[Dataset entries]
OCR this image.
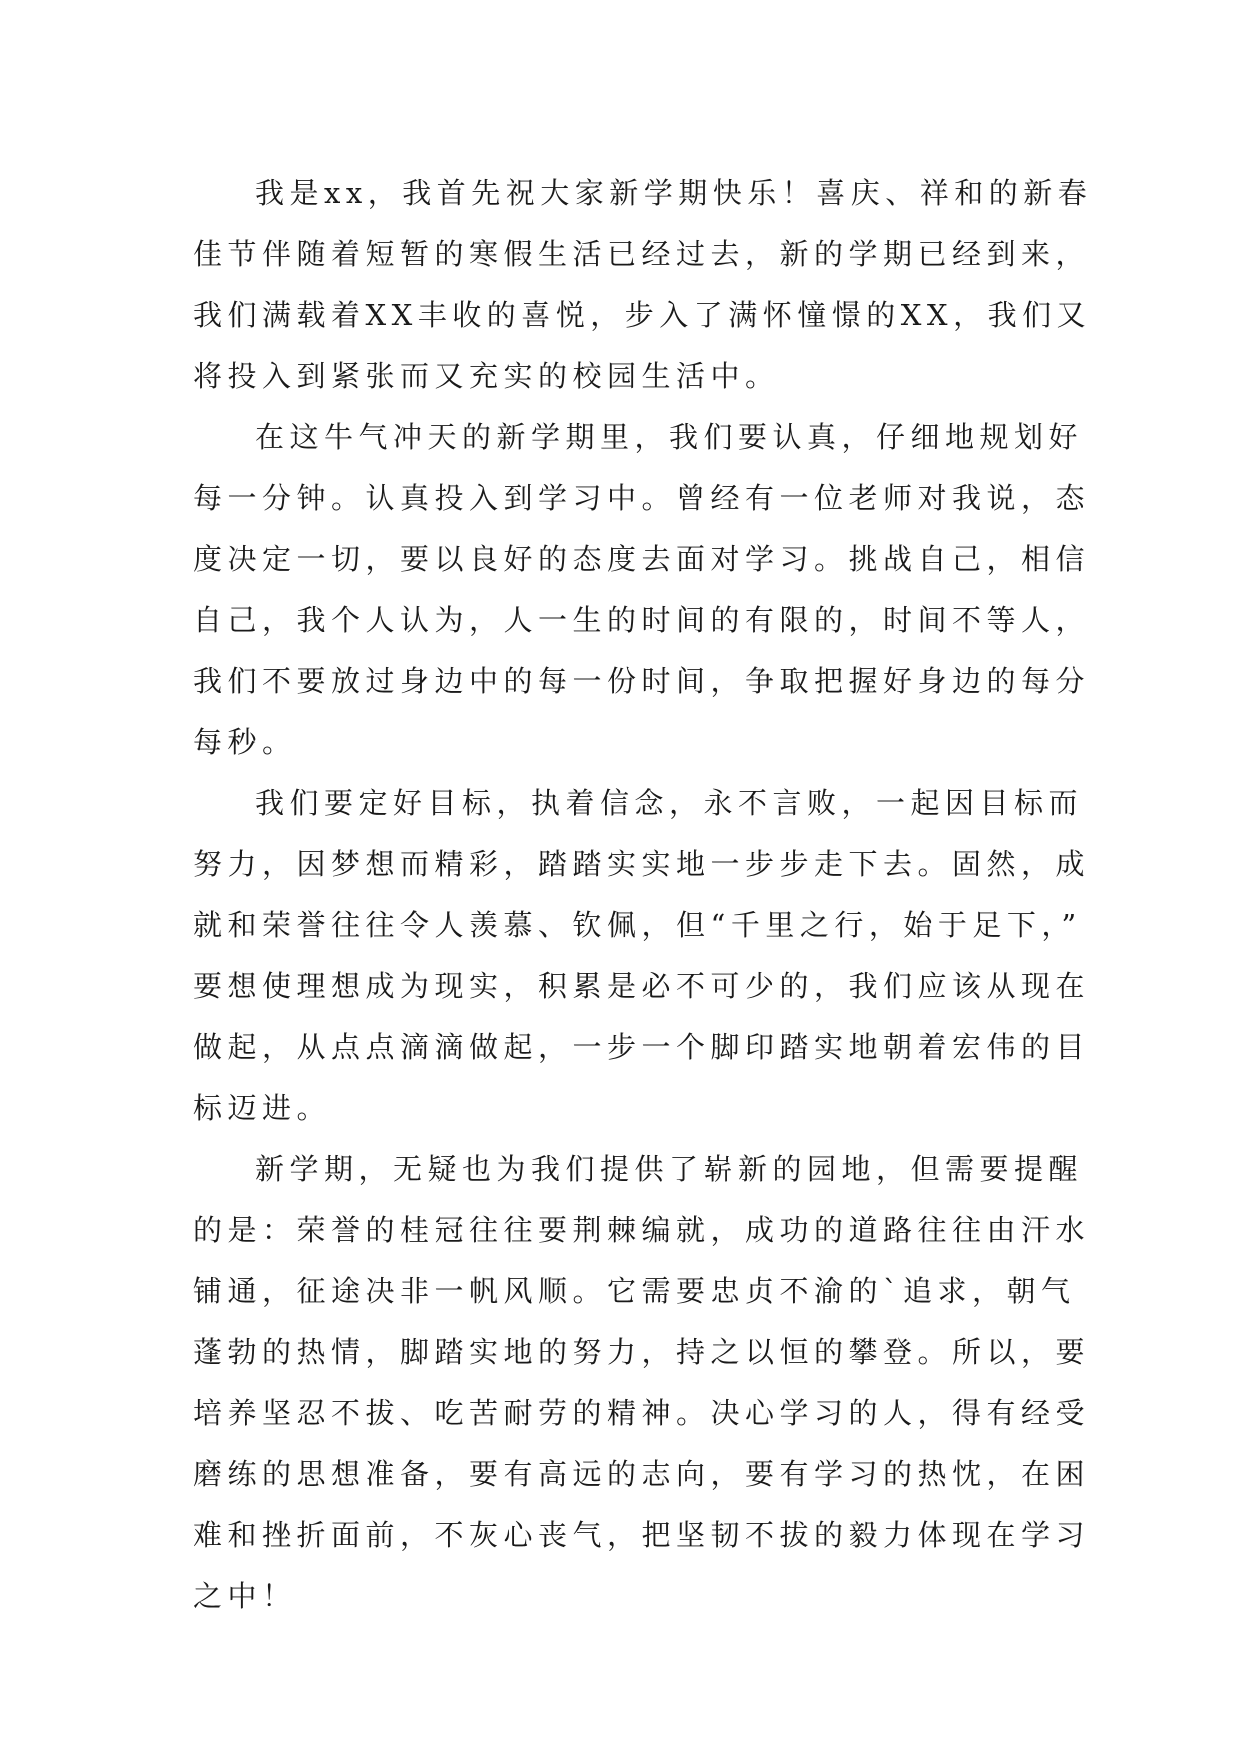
我是xx，我首先祝大家新学期快乐！喜庆、祥和的新春
佳节伴随着短暂的寒假生活已经过去，新的学期已经到来，
我们满载着XX丰收的喜悦，步入了满怀憧憬的XX，我们又
将投入到紧张而又充实的校园生活中。

在这牛气冲天的新学期里，我们要认真，仔细地规划好
每一分钟。认真投入到学习中。曾经有一位老师对我说，态
度决定一切，要以良好的态度去面对学习。挑战自己，相信
自己，我个人认为，人一生的时间的有限的，时间不等人，
我们不要放过身边中的每一份时间，争取把握好身边的每分
每秒。

我们要定好目标，执着信念，永不言败，一起因目标而
努力，因梦想而精彩，踏踏实实地一步步走下去。固然，成
就和荣誉往往令人羡慕、钦佩，但“千里之行，始于足下，”
要想使理想成为现实，积累是必不可少的，我们应该从现在
做起，从点点滴滴做起，一步一个脚印踏实地朝着宏伟的目
标迈进。

新学期，无疑也为我们提供了崭新的园地，但需要提醒
的是：荣誉的桂冠往往要荆棘编就，成功的道路往往由汗水
铺通，征途决非一帆风顺。它需要忠贞不渝的`追求，朝气
蓬勃的热情，脚踏实地的努力，持之以恒的攀登。所以，要
培养坚忍不拔、吃苦耐劳的精神。决心学习的人，得有经受
磨练的思想准备，要有高远的志向，要有学习的热忱，在困
难和挫折面前，不灰心丧气，把坚韧不拔的毅力体现在学习
之中！
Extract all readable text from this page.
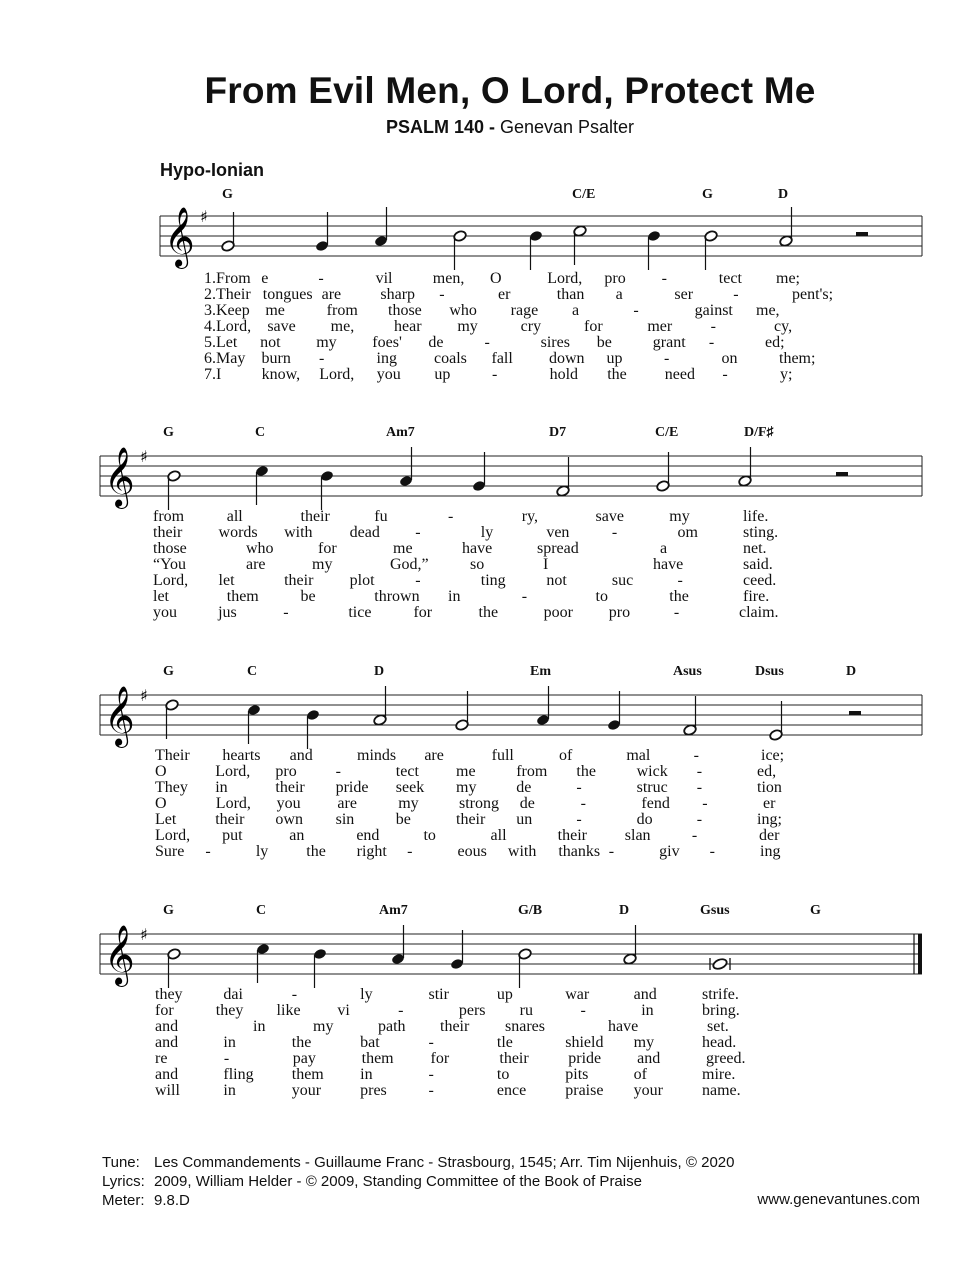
From Evil Men, O Lord, Protect Me
PSALM 140 - Genevan Psalter
Hypo-Ionian
G	C/E	G	D
𝄞 ♯
1.From e	-	vil	men, O	Lord, pro -	tect me;
2.Their tongues are sharp -	er	than a	ser	-	pent's;
3.Keep me	from those who rage a	-	gainst me,
4.Lord, save me, hear my	cry	for	mer -	cy,
5.Let not my foes' de	-	sires be	grant -	ed;
6.May burn -	ing coals fall down up	-	on	them;
7.I	know, Lord, you up	-	hold the need -	y;
G	C	Am7	D7	C/E	D/F♯
𝄞 ♯
from	all	their	fu	-	ry,	save	my	life.
their words with dead -	ly	ven	-	om	sting.
those	who	for	me	have	spread	a	net.
“You	are	my	God,”	so	I	have	said.
Lord, let	their plot	-	ting	not	suc	-	ceed.
let	them	be	thrown in	-	to	the	fire.
you	jus	-	tice	for	the	poor pro	-	claim.
G	C	D	Em	Asus	Dsus	D
𝄞 ♯
Their hearts and	minds are	full	of	mal	-	ice;
O	Lord, pro -	tect me	from the	wick -	ed,
They in	their pride seek my de	-	struc -	tion
O	Lord, you are	my	strong de	-	fend -	er
Let their own sin	be	their un	-	do	-	ing;
Lord, put	an	end	to	all	their slan	-	der
Sure -	ly the right -	eous with thanks -	giv -	ing
G	C	Am7	G/B	D	Gsus	G
𝄞 ♯
they	dai	-	ly	stir	up	war	and	strife.
for	they like vi	-	pers ru	-	in	bring.
and	in	my	path their snares	have	set.
and	in	the	bat	-	tle	shield my	head.
re	-	pay	them for	their pride and	greed.
and	fling them in	-	to	pits	of	mire.
will	in	your pres	-	ence praise your name.
Tune: Les Commandements - Guillaume Franc - Strasbourg, 1545; Arr. Tim Nijenhuis, © 2020
Lyrics: 2009, William Helder - © 2009, Standing Committee of the Book of Praise
Meter: 9.8.D	www.genevantunes.com
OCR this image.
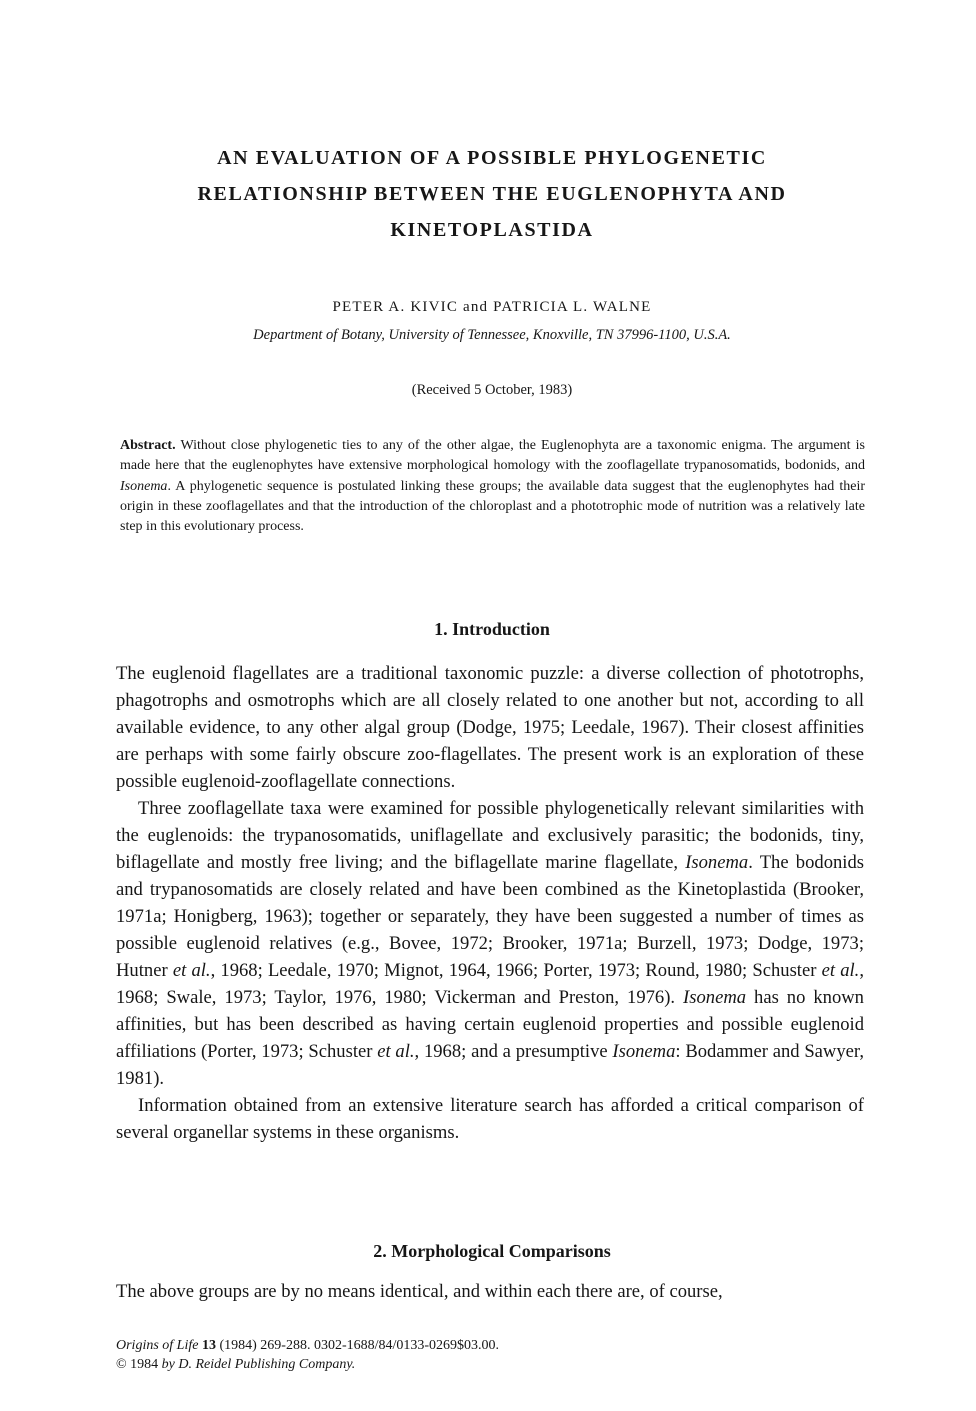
AN EVALUATION OF A POSSIBLE PHYLOGENETIC
RELATIONSHIP BETWEEN THE EUGLENOPHYTA AND
KINETOPLASTIDA
PETER A. KIVIC and PATRICIA L. WALNE
Department of Botany, University of Tennessee, Knoxville, TN 37996-1100, U.S.A.
(Received 5 October, 1983)
Abstract. Without close phylogenetic ties to any of the other algae, the Euglenophyta are a taxonomic enigma. The argument is made here that the euglenophytes have extensive morphological homology with the zooflagellate trypanosomatids, bodonids, and Isonema. A phylogenetic sequence is postulated linking these groups; the available data suggest that the euglenophytes had their origin in these zooflagellates and that the introduction of the chloroplast and a phototrophic mode of nutrition was a relatively late step in this evolutionary process.
1. Introduction

The euglenoid flagellates are a traditional taxonomic puzzle: a diverse collection of phototrophs, phagotrophs and osmotrophs which are all closely related to one another but not, according to all available evidence, to any other algal group (Dodge, 1975; Leedale, 1967). Their closest affinities are perhaps with some fairly obscure zoo-flagellates. The present work is an exploration of these possible euglenoid-zooflagellate connections.

Three zooflagellate taxa were examined for possible phylogenetically relevant similarities with the euglenoids: the trypanosomatids, uniflagellate and exclusively parasitic; the bodonids, tiny, biflagellate and mostly free living; and the biflagellate marine flagellate, Isonema. The bodonids and trypanosomatids are closely related and have been combined as the Kinetoplastida (Brooker, 1971a; Honigberg, 1963); together or separately, they have been suggested a number of times as possible euglenoid relatives (e.g., Bovee, 1972; Brooker, 1971a; Burzell, 1973; Dodge, 1973; Hutner et al., 1968; Leedale, 1970; Mignot, 1964, 1966; Porter, 1973; Round, 1980; Schuster et al., 1968; Swale, 1973; Taylor, 1976, 1980; Vickerman and Preston, 1976). Isonema has no known affinities, but has been described as having certain euglenoid properties and possible euglenoid affiliations (Porter, 1973; Schuster et al., 1968; and a presumptive Isonema: Bodammer and Sawyer, 1981).

Information obtained from an extensive literature search has afforded a critical comparison of several organellar systems in these organisms.

2. Morphological Comparisons

The above groups are by no means identical, and within each there are, of course,

Origins of Life 13 (1984) 269-288. 0302-1688/84/0133-0269$03.00.
© 1984 by D. Reidel Publishing Company.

→ Given task
Write out each line again precisely as it appears, skipping every picture.

→ Expected output
OCR this image.
我是xx，我首先祝大家新学期快乐！喜庆、祥和的新春
佳节伴随着短暂的寒假生活已经过去，新的学期已经到来，
我们满载着XX丰收的喜悦，步入了满怀憧憬的XX，我们又
将投入到紧张而又充实的校园生活中。

在这牛气冲天的新学期里，我们要认真，仔细地规划好
每一分钟。认真投入到学习中。曾经有一位老师对我说，态
度决定一切，要以良好的态度去面对学习。挑战自己，相信
自己，我个人认为，人一生的时间的有限的，时间不等人，
我们不要放过身边中的每一份时间，争取把握好身边的每分
每秒。

我们要定好目标，执着信念，永不言败，一起因目标而
努力，因梦想而精彩，踏踏实实地一步步走下去。固然，成
就和荣誉往往令人羡慕、钦佩，但“千里之行，始于足下，”
要想使理想成为现实，积累是必不可少的，我们应该从现在
做起，从点点滴滴做起，一步一个脚印踏实地朝着宏伟的目
标迈进。

新学期，无疑也为我们提供了崭新的园地，但需要提醒
的是：荣誉的桂冠往往要荆棘编就，成功的道路往往由汗水
铺通，征途决非一帆风顺。它需要忠贞不渝的`追求，朝气
蓬勃的热情，脚踏实地的努力，持之以恒的攀登。所以，要
培养坚忍不拔、吃苦耐劳的精神。决心学习的人，得有经受
磨练的思想准备，要有高远的志向，要有学习的热忱，在困
难和挫折面前，不灰心丧气，把坚韧不拔的毅力体现在学习
之中！
Extract all readable text from this page.
From Evil Men, O Lord, Protect Me
PSALM 140 - Genevan Psalter
Hypo-Ionian
G	C/E	G	D
𝄞 ♯
1.From e	-	vil	men, O	Lord, pro -	tect me;
2.Their tongues are sharp -	er	than a	ser	-	pent's;
3.Keep me	from those who rage a	-	gainst me,
4.Lord, save me, hear my	cry	for	mer -	cy,
5.Let not my foes' de	-	sires be	grant -	ed;
6.May burn -	ing coals fall down up	-	on	them;
7.I	know, Lord, you up	-	hold the need -	y;
G	C	Am7	D7	C/E	D/F♯
𝄞 ♯
from	all	their	fu	-	ry,	save	my	life.
their words with dead -	ly	ven	-	om	sting.
those	who	for	me	have	spread	a	net.
“You	are	my	God,”	so	I	have	said.
Lord, let	their plot	-	ting	not	suc	-	ceed.
let	them	be	thrown in	-	to	the	fire.
you	jus	-	tice	for	the	poor pro	-	claim.
G	C	D	Em	Asus	Dsus	D
𝄞 ♯
Their hearts and	minds are	full	of	mal	-	ice;
O	Lord, pro -	tect me	from the	wick -	ed,
They in	their pride seek my de	-	struc -	tion
O	Lord, you are	my	strong de	-	fend -	er
Let their own sin	be	their un	-	do	-	ing;
Lord, put	an	end	to	all	their slan	-	der
Sure -	ly the right -	eous with thanks -	giv -	ing
G	C	Am7	G/B	D	Gsus	G
𝄞 ♯
they	dai	-	ly	stir	up	war	and	strife.
for	they like vi	-	pers ru	-	in	bring.
and	in	my	path their snares	have	set.
and	in	the	bat	-	tle	shield my	head.
re	-	pay	them for	their pride and	greed.
and	fling them in	-	to	pits	of	mire.
will	in	your pres	-	ence praise your name.
Tune: Les Commandements - Guillaume Franc - Strasbourg, 1545; Arr. Tim Nijenhuis, © 2020
Lyrics: 2009, William Helder - © 2009, Standing Committee of the Book of Praise
Meter: 9.8.D	www.genevantunes.com
OCR this image.
AN EVALUATION OF A POSSIBLE PHYLOGENETIC
RELATIONSHIP BETWEEN THE EUGLENOPHYTA AND
KINETOPLASTIDA
PETER A. KIVIC and PATRICIA L. WALNE
Department of Botany, University of Tennessee, Knoxville, TN 37996-1100, U.S.A.
(Received 5 October, 1983)
Abstract. Without close phylogenetic ties to any of the other algae, the Euglenophyta are a taxonomic enigma. The argument is made here that the euglenophytes have extensive morphological homology with the zooflagellate trypanosomatids, bodonids, and Isonema. A phylogenetic sequence is postulated linking these groups; the available data suggest that the euglenophytes had their origin in these zooflagellates and that the introduction of the chloroplast and a phototrophic mode of nutrition was a relatively late step in this evolutionary process.
1. Introduction

The euglenoid flagellates are a traditional taxonomic puzzle: a diverse collection of phototrophs, phagotrophs and osmotrophs which are all closely related to one another but not, according to all available evidence, to any other algal group (Dodge, 1975; Leedale, 1967). Their closest affinities are perhaps with some fairly obscure zoo-flagellates. The present work is an exploration of these possible euglenoid-zooflagellate connections.

Three zooflagellate taxa were examined for possible phylogenetically relevant similarities with the euglenoids: the trypanosomatids, uniflagellate and exclusively parasitic; the bodonids, tiny, biflagellate and mostly free living; and the biflagellate marine flagellate, Isonema. The bodonids and trypanosomatids are closely related and have been combined as the Kinetoplastida (Brooker, 1971a; Honigberg, 1963); together or separately, they have been suggested a number of times as possible euglenoid relatives (e.g., Bovee, 1972; Brooker, 1971a; Burzell, 1973; Dodge, 1973; Hutner et al., 1968; Leedale, 1970; Mignot, 1964, 1966; Porter, 1973; Round, 1980; Schuster et al., 1968; Swale, 1973; Taylor, 1976, 1980; Vickerman and Preston, 1976). Isonema has no known affinities, but has been described as having certain euglenoid properties and possible euglenoid affiliations (Porter, 1973; Schuster et al., 1968; and a presumptive Isonema: Bodammer and Sawyer, 1981).

Information obtained from an extensive literature search has afforded a critical comparison of several organellar systems in these organisms.

2. Morphological Comparisons

The above groups are by no means identical, and within each there are, of course,

Origins of Life 13 (1984) 269-288. 0302-1688/84/0133-0269$03.00.
© 1984 by D. Reidel Publishing Company.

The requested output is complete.